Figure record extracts
┄┄┄┄┄┄┄┄┄┄

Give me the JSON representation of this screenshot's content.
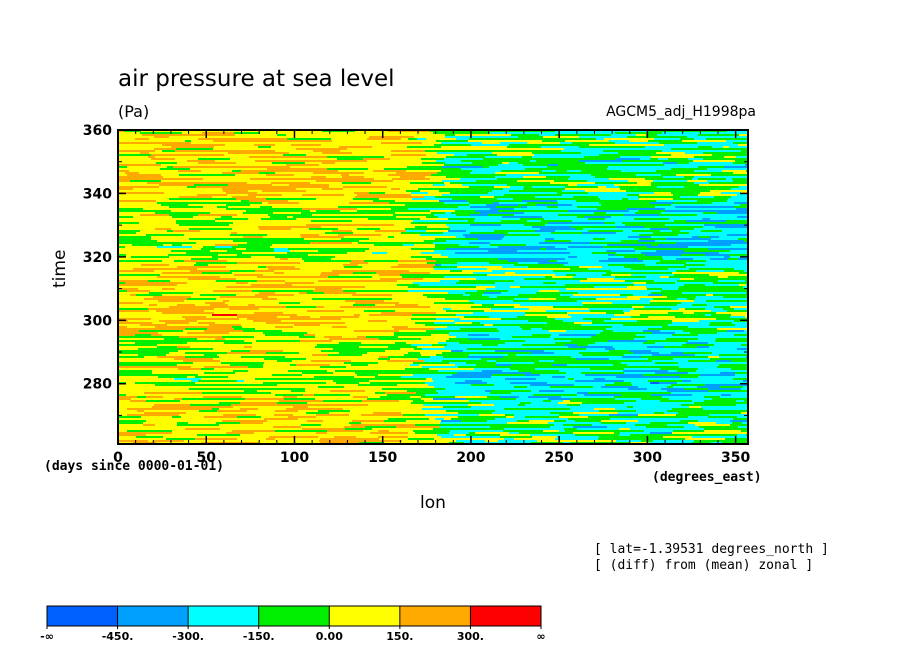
{
  "chart_data": {
    "type": "heatmap",
    "title": "air pressure at sea level",
    "units": "(Pa)",
    "dataset": "AGCM5_adj_H1998pa",
    "xlabel": "lon",
    "ylabel": "time",
    "x_units": "(degrees_east)",
    "y_units": "(days since 0000-01-01)",
    "xlim": [
      0,
      357
    ],
    "ylim": [
      261,
      360
    ],
    "x_ticks": [
      "0",
      "50",
      "100",
      "150",
      "200",
      "250",
      "300",
      "350"
    ],
    "y_ticks": [
      "280",
      "300",
      "320",
      "340",
      "360"
    ],
    "annotations": [
      "[ lat=-1.39531 degrees_north ]",
      "[ (diff) from (mean) zonal ]"
    ],
    "colorbar": {
      "colors": [
        "#0060ff",
        "#00a0ff",
        "#00ffff",
        "#00ee00",
        "#ffff00",
        "#ffaa00",
        "#ff0000"
      ],
      "labels": [
        "-∞",
        "-450.",
        "-300.",
        "-150.",
        "0.00",
        "150.",
        "300.",
        "∞"
      ]
    },
    "description_levels": {
      "west_of_160E": "mostly 0 to 300 Pa (yellow/orange) with bands of -150 to 0",
      "east_of_160E": "mostly -300 to 0 Pa (green/cyan) with yellow bands"
    }
  }
}
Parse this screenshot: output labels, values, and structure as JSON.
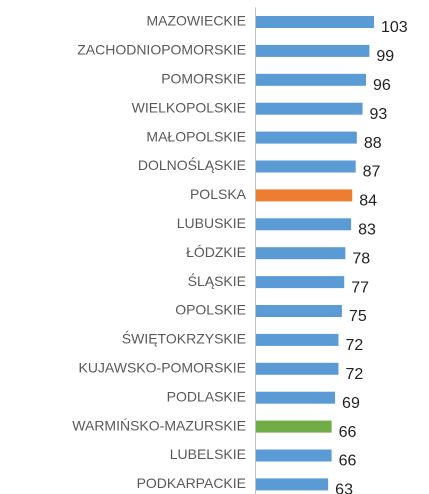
{
  "chart_data": {
    "type": "bar",
    "orientation": "horizontal",
    "categories": [
      "MAZOWIECKIE",
      "ZACHODNIOPOMORSKIE",
      "POMORSKIE",
      "WIELKOPOLSKIE",
      "MAŁOPOLSKIE",
      "DOLNOŚLĄSKIE",
      "POLSKA",
      "LUBUSKIE",
      "ŁÓDZKIE",
      "ŚLĄSKIE",
      "OPOLSKIE",
      "ŚWIĘTOKRZYSKIE",
      "KUJAWSKO-POMORSKIE",
      "PODLASKIE",
      "WARMIŃSKO-MAZURSKIE",
      "LUBELSKIE",
      "PODKARPACKIE"
    ],
    "values": [
      103,
      99,
      96,
      93,
      88,
      87,
      84,
      83,
      78,
      77,
      75,
      72,
      72,
      69,
      66,
      66,
      63
    ],
    "colors": [
      "#5b9bd5",
      "#5b9bd5",
      "#5b9bd5",
      "#5b9bd5",
      "#5b9bd5",
      "#5b9bd5",
      "#ed7d31",
      "#5b9bd5",
      "#5b9bd5",
      "#5b9bd5",
      "#5b9bd5",
      "#5b9bd5",
      "#5b9bd5",
      "#5b9bd5",
      "#70ad47",
      "#5b9bd5",
      "#5b9bd5"
    ]
  }
}
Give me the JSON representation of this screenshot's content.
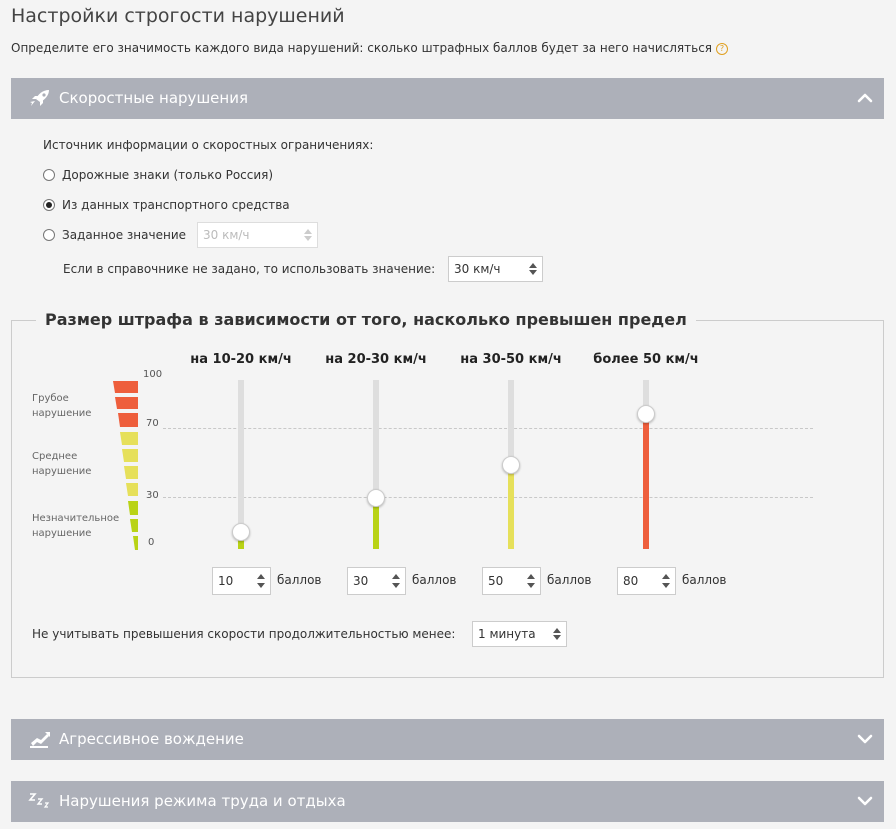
{
  "page": {
    "title": "Настройки строгости нарушений",
    "description": "Определите его значимость каждого вида нарушений: сколько штрафных баллов будет за него начисляться",
    "help_glyph": "?"
  },
  "speed_panel": {
    "title": "Скоростные нарушения",
    "icon": "rocket-icon",
    "source_label": "Источник информации о скоростных ограничениях:",
    "options": [
      {
        "label": "Дорожные знаки (только Россия)",
        "selected": false
      },
      {
        "label": "Из данных транспортного средства",
        "selected": true
      },
      {
        "label": "Заданное значение",
        "selected": false
      }
    ],
    "fixed_value": "30  км/ч",
    "fallback_label": "Если в справочнике не задано, то использовать значение:",
    "fallback_value": "30  км/ч"
  },
  "fine_section": {
    "title": "Размер штрафа в зависимости от того, насколько превышен предел",
    "scale_labels": {
      "max": "100",
      "high": "70",
      "mid": "30",
      "min": "0"
    },
    "severity": {
      "gross": [
        "Грубое",
        "нарушение"
      ],
      "medium": [
        "Среднее",
        "нарушение"
      ],
      "minor": [
        "Незначительное",
        "нарушение"
      ]
    },
    "points_unit": "баллов",
    "sliders": [
      {
        "label": "на 10-20 км/ч",
        "value": 10,
        "value_text": "10",
        "color": "#b9d316"
      },
      {
        "label": "на 20-30 км/ч",
        "value": 30,
        "value_text": "30",
        "color": "#b9d316"
      },
      {
        "label": "на 30-50 км/ч",
        "value": 50,
        "value_text": "50",
        "color": "#e6e05a"
      },
      {
        "label": "более 50 км/ч",
        "value": 80,
        "value_text": "80",
        "color": "#ee5e3c"
      }
    ],
    "ignore_label": "Не учитывать превышения скорости продолжительностью менее:",
    "ignore_value": "1 минута"
  },
  "aggressive_panel": {
    "title": "Агрессивное вождение",
    "icon": "aggressive-driving-icon"
  },
  "rest_panel": {
    "title": "Нарушения режима труда и отдыха",
    "icon": "sleep-zzz-icon"
  },
  "colors": {
    "header_bg": "#adb0b9",
    "gross": "#ee5e3c",
    "medium": "#e6e05a",
    "minor": "#b9d316"
  }
}
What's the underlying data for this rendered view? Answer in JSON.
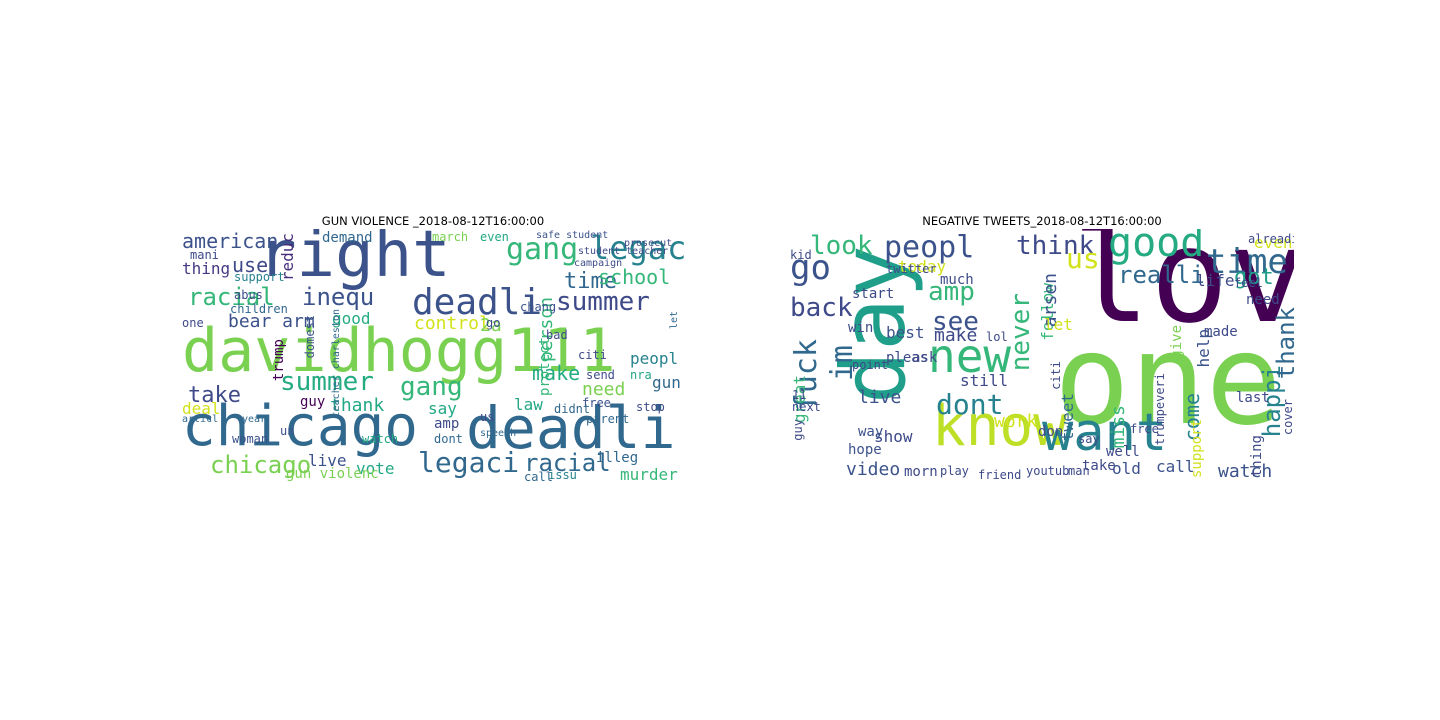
{
  "panels": [
    {
      "title": "GUN VIOLENCE _2018-08-12T16:00:00",
      "words": [
        {
          "t": "davidhogg111",
          "c": "#7ad151"
        },
        {
          "t": "right",
          "c": "#3b528b"
        },
        {
          "t": "chicago",
          "c": "#31688e"
        },
        {
          "t": "deadli",
          "c": "#31688e"
        },
        {
          "t": "deadli",
          "c": "#3b528b"
        },
        {
          "t": "summer",
          "c": "#3e4a89"
        },
        {
          "t": "legaci",
          "c": "#26828e"
        },
        {
          "t": "gang",
          "c": "#35b779"
        },
        {
          "t": "racial",
          "c": "#35b779"
        },
        {
          "t": "inequ",
          "c": "#3b528b"
        },
        {
          "t": "summer",
          "c": "#25ab82"
        },
        {
          "t": "gang",
          "c": "#35b779"
        },
        {
          "t": "time",
          "c": "#31688e"
        },
        {
          "t": "school",
          "c": "#35b779"
        },
        {
          "t": "chicago",
          "c": "#7ad151"
        },
        {
          "t": "legaci",
          "c": "#31688e"
        },
        {
          "t": "racial",
          "c": "#31688e"
        },
        {
          "t": "american",
          "c": "#3b528b"
        },
        {
          "t": "use",
          "c": "#3e4a89"
        },
        {
          "t": "thing",
          "c": "#443983"
        },
        {
          "t": "take",
          "c": "#3e4a89"
        },
        {
          "t": "bear arm",
          "c": "#3b528b"
        },
        {
          "t": "control",
          "c": "#d2e21b"
        },
        {
          "t": "good",
          "c": "#25ab82"
        },
        {
          "t": "make",
          "c": "#25ab82"
        },
        {
          "t": "need",
          "c": "#7ad151"
        },
        {
          "t": "gun",
          "c": "#31688e"
        },
        {
          "t": "thank",
          "c": "#22a884"
        },
        {
          "t": "guy",
          "c": "#440154"
        },
        {
          "t": "deal",
          "c": "#d2e21b"
        },
        {
          "t": "live",
          "c": "#3b528b"
        },
        {
          "t": "vote",
          "c": "#22a884"
        },
        {
          "t": "murder",
          "c": "#35b779"
        },
        {
          "t": "law",
          "c": "#22a884"
        },
        {
          "t": "say",
          "c": "#22a884"
        },
        {
          "t": "amp",
          "c": "#3e4a89"
        },
        {
          "t": "illeg",
          "c": "#31688e"
        },
        {
          "t": "peopl",
          "c": "#26828e"
        },
        {
          "t": "person",
          "c": "#35b779"
        },
        {
          "t": "demand",
          "c": "#31688e"
        },
        {
          "t": "march",
          "c": "#7ad151"
        },
        {
          "t": "even",
          "c": "#22a884"
        },
        {
          "t": "safe student",
          "c": "#3b528b"
        },
        {
          "t": "reduc",
          "c": "#472d7b"
        },
        {
          "t": "mani",
          "c": "#3e4a89"
        },
        {
          "t": "support",
          "c": "#26828e"
        },
        {
          "t": "abus",
          "c": "#3e4a89"
        },
        {
          "t": "children",
          "c": "#31688e"
        },
        {
          "t": "woman",
          "c": "#3b528b"
        },
        {
          "t": "watch",
          "c": "#22a884"
        },
        {
          "t": "gun violenc",
          "c": "#7ad151"
        },
        {
          "t": "one",
          "c": "#3e4a89"
        },
        {
          "t": "articl",
          "c": "#31688e"
        },
        {
          "t": "year",
          "c": "#31688e"
        },
        {
          "t": "trump",
          "c": "#440154"
        },
        {
          "t": "domest",
          "c": "#3b528b"
        },
        {
          "t": "2a",
          "c": "#7ad151"
        },
        {
          "t": "go",
          "c": "#3e4a89"
        },
        {
          "t": "bad",
          "c": "#3e4a89"
        },
        {
          "t": "chang",
          "c": "#3b528b"
        },
        {
          "t": "protect",
          "c": "#35b779"
        },
        {
          "t": "citi",
          "c": "#3e4a89"
        },
        {
          "t": "send",
          "c": "#3e4a89"
        },
        {
          "t": "nra",
          "c": "#22a884"
        },
        {
          "t": "free",
          "c": "#3b528b"
        },
        {
          "t": "parent",
          "c": "#31688e"
        },
        {
          "t": "stop",
          "c": "#3e4a89"
        },
        {
          "t": "didnt",
          "c": "#31688e"
        },
        {
          "t": "us",
          "c": "#3e4a89"
        },
        {
          "t": "dont",
          "c": "#31688e"
        },
        {
          "t": "call",
          "c": "#31688e"
        },
        {
          "t": "issu",
          "c": "#26828e"
        },
        {
          "t": "un",
          "c": "#3b528b"
        },
        {
          "t": "let",
          "c": "#31688e"
        },
        {
          "t": "teacher charleston",
          "c": "#31688e"
        },
        {
          "t": "student teacher",
          "c": "#3e4a89"
        },
        {
          "t": "campaign",
          "c": "#3e4a89"
        },
        {
          "t": "prosecut",
          "c": "#3e4a89"
        },
        {
          "t": "speech",
          "c": "#31688e"
        }
      ]
    },
    {
      "title": "NEGATIVE TWEETS_2018-08-12T16:00:00",
      "words": [
        {
          "t": "love",
          "c": "#440154"
        },
        {
          "t": "one",
          "c": "#7ad151"
        },
        {
          "t": "day",
          "c": "#1f9e89"
        },
        {
          "t": "know",
          "c": "#bddf26"
        },
        {
          "t": "want",
          "c": "#26828e"
        },
        {
          "t": "new",
          "c": "#35b779"
        },
        {
          "t": "good",
          "c": "#25ab82"
        },
        {
          "t": "time",
          "c": "#31688e"
        },
        {
          "t": "peopl",
          "c": "#3b528b"
        },
        {
          "t": "go",
          "c": "#3b528b"
        },
        {
          "t": "look",
          "c": "#35b779"
        },
        {
          "t": "think",
          "c": "#3e4a89"
        },
        {
          "t": "us",
          "c": "#d2e21b"
        },
        {
          "t": "amp",
          "c": "#35b779"
        },
        {
          "t": "see",
          "c": "#3b528b"
        },
        {
          "t": "dont",
          "c": "#26828e"
        },
        {
          "t": "back",
          "c": "#3e4a89"
        },
        {
          "t": "fuck",
          "c": "#31688e"
        },
        {
          "t": "im",
          "c": "#31688e"
        },
        {
          "t": "happi",
          "c": "#26828e"
        },
        {
          "t": "thank",
          "c": "#31688e"
        },
        {
          "t": "never",
          "c": "#35b779"
        },
        {
          "t": "realli",
          "c": "#31688e"
        },
        {
          "t": "got",
          "c": "#1f9e89"
        },
        {
          "t": "life",
          "c": "#3e4a89"
        },
        {
          "t": "make",
          "c": "#3e4a89"
        },
        {
          "t": "best",
          "c": "#3b528b"
        },
        {
          "t": "today",
          "c": "#d2e21b"
        },
        {
          "t": "much",
          "c": "#3e4a89"
        },
        {
          "t": "even",
          "c": "#d2e21b"
        },
        {
          "t": "need",
          "c": "#3e4a89"
        },
        {
          "t": "made",
          "c": "#3e4a89"
        },
        {
          "t": "come",
          "c": "#26828e"
        },
        {
          "t": "work",
          "c": "#d2e21b"
        },
        {
          "t": "still",
          "c": "#3e4a89"
        },
        {
          "t": "live",
          "c": "#3b528b"
        },
        {
          "t": "great",
          "c": "#35b779"
        },
        {
          "t": "video",
          "c": "#3b528b"
        },
        {
          "t": "show",
          "c": "#3e4a89"
        },
        {
          "t": "watch",
          "c": "#3b528b"
        },
        {
          "t": "call",
          "c": "#3b528b"
        },
        {
          "t": "old",
          "c": "#3b528b"
        },
        {
          "t": "take",
          "c": "#3e4a89"
        },
        {
          "t": "last",
          "c": "#3e4a89"
        },
        {
          "t": "help",
          "c": "#3b528b"
        },
        {
          "t": "miss",
          "c": "#35b779"
        },
        {
          "t": "tweet",
          "c": "#31688e"
        },
        {
          "t": "don",
          "c": "#3e4a89"
        },
        {
          "t": "follow",
          "c": "#35b779"
        },
        {
          "t": "arsen",
          "c": "#3b528b"
        },
        {
          "t": "let",
          "c": "#d2e21b"
        },
        {
          "t": "start",
          "c": "#3e4a89"
        },
        {
          "t": "win",
          "c": "#3e4a89"
        },
        {
          "t": "next",
          "c": "#3e4a89"
        },
        {
          "t": "way",
          "c": "#3b528b"
        },
        {
          "t": "hope",
          "c": "#3b528b"
        },
        {
          "t": "morn",
          "c": "#3e4a89"
        },
        {
          "t": "play",
          "c": "#3e4a89"
        },
        {
          "t": "friend",
          "c": "#3e4a89"
        },
        {
          "t": "youtub",
          "c": "#3e4a89"
        },
        {
          "t": "man",
          "c": "#3e4a89"
        },
        {
          "t": "pleas",
          "c": "#3e4a89"
        },
        {
          "t": "ask",
          "c": "#3e4a89"
        },
        {
          "t": "twitter",
          "c": "#3e4a89"
        },
        {
          "t": "kid",
          "c": "#3e4a89"
        },
        {
          "t": "lol",
          "c": "#3e4a89"
        },
        {
          "t": "feel",
          "c": "#3e4a89"
        },
        {
          "t": "give",
          "c": "#7ad151"
        },
        {
          "t": "support",
          "c": "#d2e21b"
        },
        {
          "t": "thing",
          "c": "#3e4a89"
        },
        {
          "t": "cover",
          "c": "#3e4a89"
        },
        {
          "t": "alreadi",
          "c": "#3e4a89"
        },
        {
          "t": "trumpeveri",
          "c": "#3e4a89"
        },
        {
          "t": "well",
          "c": "#3e4a89"
        },
        {
          "t": "free",
          "c": "#3e4a89"
        },
        {
          "t": "say",
          "c": "#3e4a89"
        },
        {
          "t": "citi",
          "c": "#3e4a89"
        },
        {
          "t": "guy",
          "c": "#3e4a89"
        },
        {
          "t": "11",
          "c": "#3e4a89"
        },
        {
          "t": "point",
          "c": "#3e4a89"
        }
      ]
    }
  ]
}
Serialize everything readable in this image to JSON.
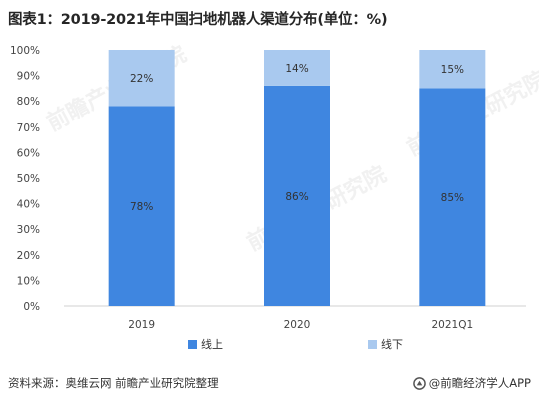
{
  "title": "图表1：2019-2021年中国扫地机器人渠道分布(单位：%)",
  "source": "资料来源：奥维云网 前瞻产业研究院整理",
  "brand": "@前瞻经济学人APP",
  "watermark": "前瞻产业研究院",
  "chart_data": {
    "type": "bar",
    "stacked": true,
    "categories": [
      "2019",
      "2020",
      "2021Q1"
    ],
    "series": [
      {
        "name": "线上",
        "values": [
          78,
          86,
          85
        ],
        "color": "#3f86e0"
      },
      {
        "name": "线下",
        "values": [
          22,
          14,
          15
        ],
        "color": "#a9c9ef"
      }
    ],
    "data_labels": [
      [
        "78%",
        "86%",
        "85%"
      ],
      [
        "22%",
        "14%",
        "15%"
      ]
    ],
    "yticks": [
      "0%",
      "10%",
      "20%",
      "30%",
      "40%",
      "50%",
      "60%",
      "70%",
      "80%",
      "90%",
      "100%"
    ],
    "ylim": [
      0,
      100
    ],
    "grid": false,
    "legend_position": "bottom"
  }
}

┄┄┄┄┄┄┄┄┄┄

:: DIRECTIVE ::
Go through the listing above and report how many of its lines contain the word "this", with only the number as output.

:: RESPONSE TO THE EXERCISE ::
5